» WRITTEN TASK: Look through the listing for the word "header". Copy each line that has it.

» RECORDS FOR THE EXERCISE:
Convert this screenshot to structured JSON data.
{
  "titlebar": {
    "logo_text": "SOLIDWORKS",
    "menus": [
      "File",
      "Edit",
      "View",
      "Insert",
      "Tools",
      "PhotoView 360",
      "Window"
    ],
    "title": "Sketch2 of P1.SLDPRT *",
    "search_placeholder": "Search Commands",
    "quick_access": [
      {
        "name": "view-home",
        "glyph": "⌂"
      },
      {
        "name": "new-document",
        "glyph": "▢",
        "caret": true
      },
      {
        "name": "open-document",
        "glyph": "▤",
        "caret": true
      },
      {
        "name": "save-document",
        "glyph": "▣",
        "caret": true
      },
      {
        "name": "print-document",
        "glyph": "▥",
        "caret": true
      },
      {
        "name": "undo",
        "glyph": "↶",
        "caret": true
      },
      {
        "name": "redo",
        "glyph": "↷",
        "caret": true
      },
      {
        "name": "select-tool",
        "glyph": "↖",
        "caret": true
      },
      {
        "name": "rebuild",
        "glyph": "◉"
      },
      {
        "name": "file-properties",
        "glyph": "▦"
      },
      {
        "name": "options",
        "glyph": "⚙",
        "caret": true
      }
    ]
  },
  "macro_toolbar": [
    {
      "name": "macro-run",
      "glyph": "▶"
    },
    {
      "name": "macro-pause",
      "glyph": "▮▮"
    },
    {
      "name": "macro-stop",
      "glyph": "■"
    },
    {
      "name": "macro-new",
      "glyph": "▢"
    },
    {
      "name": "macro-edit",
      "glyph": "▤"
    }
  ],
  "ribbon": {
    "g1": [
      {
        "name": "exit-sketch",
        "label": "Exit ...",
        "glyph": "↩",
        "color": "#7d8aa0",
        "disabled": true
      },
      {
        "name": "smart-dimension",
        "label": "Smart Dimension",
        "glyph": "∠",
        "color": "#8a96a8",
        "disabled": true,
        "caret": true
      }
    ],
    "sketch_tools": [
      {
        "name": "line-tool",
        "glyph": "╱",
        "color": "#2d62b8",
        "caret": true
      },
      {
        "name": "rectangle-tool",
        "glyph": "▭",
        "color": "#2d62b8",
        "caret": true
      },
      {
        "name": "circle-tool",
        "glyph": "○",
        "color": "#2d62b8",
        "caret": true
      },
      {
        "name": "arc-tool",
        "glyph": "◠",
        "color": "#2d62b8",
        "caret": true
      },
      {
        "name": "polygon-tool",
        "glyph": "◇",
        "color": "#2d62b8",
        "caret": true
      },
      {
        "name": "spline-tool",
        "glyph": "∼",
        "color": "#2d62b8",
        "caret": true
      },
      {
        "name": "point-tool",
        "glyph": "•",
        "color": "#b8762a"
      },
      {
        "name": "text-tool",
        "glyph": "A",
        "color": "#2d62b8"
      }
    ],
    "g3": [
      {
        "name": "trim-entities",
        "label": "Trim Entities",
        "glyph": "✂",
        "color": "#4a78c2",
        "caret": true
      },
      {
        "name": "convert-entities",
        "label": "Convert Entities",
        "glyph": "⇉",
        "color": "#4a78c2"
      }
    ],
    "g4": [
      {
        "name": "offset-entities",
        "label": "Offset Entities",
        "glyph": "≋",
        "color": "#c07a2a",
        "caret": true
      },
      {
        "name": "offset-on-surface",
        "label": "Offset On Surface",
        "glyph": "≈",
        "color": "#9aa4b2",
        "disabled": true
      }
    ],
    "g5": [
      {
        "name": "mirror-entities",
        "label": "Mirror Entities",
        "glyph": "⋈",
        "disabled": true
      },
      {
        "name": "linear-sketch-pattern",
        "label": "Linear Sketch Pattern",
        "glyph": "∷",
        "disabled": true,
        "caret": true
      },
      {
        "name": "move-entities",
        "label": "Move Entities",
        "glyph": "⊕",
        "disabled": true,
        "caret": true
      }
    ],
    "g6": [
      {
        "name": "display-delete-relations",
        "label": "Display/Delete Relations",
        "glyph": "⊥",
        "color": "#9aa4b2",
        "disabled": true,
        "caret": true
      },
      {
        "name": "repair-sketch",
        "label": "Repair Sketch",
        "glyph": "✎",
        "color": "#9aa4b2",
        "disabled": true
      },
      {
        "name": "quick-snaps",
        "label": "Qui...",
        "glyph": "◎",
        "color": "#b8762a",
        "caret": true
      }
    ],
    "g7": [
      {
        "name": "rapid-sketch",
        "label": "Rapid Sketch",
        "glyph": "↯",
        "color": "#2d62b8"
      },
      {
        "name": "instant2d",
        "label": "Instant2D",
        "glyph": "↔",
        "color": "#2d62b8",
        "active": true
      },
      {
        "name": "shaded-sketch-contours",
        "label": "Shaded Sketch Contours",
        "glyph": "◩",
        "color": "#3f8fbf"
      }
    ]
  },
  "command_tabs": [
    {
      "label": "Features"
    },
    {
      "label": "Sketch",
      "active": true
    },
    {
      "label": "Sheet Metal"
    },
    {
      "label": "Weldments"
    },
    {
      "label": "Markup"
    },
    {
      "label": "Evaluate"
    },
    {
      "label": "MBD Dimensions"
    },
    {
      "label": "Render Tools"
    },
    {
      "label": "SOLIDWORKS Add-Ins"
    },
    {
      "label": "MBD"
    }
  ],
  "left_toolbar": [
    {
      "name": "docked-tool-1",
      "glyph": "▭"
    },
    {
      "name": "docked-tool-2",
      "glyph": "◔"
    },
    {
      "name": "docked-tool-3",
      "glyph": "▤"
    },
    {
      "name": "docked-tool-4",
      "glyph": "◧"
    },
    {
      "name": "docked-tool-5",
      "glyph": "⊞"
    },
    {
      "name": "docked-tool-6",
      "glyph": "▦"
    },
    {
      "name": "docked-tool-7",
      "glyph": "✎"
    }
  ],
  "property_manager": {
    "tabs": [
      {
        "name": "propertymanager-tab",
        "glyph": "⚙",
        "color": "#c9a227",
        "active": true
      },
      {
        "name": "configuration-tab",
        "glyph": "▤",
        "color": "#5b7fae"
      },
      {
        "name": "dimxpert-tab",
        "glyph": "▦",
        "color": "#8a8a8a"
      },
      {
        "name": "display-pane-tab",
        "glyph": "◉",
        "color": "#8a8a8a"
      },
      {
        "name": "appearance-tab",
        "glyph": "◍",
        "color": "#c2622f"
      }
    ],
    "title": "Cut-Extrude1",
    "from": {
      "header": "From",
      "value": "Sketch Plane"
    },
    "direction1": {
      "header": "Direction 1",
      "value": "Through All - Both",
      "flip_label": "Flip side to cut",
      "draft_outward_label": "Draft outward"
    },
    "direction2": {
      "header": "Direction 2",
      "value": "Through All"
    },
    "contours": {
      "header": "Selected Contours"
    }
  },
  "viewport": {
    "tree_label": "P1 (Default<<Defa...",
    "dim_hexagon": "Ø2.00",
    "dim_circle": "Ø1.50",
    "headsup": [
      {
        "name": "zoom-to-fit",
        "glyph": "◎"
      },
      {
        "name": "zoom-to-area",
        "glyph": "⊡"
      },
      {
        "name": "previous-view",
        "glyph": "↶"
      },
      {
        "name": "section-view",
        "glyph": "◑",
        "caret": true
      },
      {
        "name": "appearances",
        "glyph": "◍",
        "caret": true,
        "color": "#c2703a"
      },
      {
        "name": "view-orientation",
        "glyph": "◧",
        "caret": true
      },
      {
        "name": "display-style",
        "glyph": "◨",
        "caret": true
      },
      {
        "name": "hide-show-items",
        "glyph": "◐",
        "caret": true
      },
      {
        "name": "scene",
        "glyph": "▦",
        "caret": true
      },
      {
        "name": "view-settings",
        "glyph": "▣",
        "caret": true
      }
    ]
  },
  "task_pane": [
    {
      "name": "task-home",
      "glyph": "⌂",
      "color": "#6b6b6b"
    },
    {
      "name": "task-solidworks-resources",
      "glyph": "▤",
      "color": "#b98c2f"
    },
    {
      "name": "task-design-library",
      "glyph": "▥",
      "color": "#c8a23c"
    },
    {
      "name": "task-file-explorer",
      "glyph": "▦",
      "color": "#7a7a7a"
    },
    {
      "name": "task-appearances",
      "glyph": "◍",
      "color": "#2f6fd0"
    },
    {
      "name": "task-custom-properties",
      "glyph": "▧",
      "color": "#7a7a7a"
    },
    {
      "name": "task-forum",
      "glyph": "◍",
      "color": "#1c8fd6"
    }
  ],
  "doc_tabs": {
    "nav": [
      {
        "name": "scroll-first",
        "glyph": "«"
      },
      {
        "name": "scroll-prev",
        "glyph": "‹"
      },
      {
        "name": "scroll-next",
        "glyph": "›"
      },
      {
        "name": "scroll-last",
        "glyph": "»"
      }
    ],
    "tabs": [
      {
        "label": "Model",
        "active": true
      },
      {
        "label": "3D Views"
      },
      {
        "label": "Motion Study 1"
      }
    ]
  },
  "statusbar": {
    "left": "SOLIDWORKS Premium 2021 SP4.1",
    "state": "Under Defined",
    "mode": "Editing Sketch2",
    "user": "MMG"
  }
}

» SOLUTION FOR THIS PROBLEM:
      "header": "From",
      "header": "Direction 1",
      "header": "Direction 2",
      "header": "Selected Contours"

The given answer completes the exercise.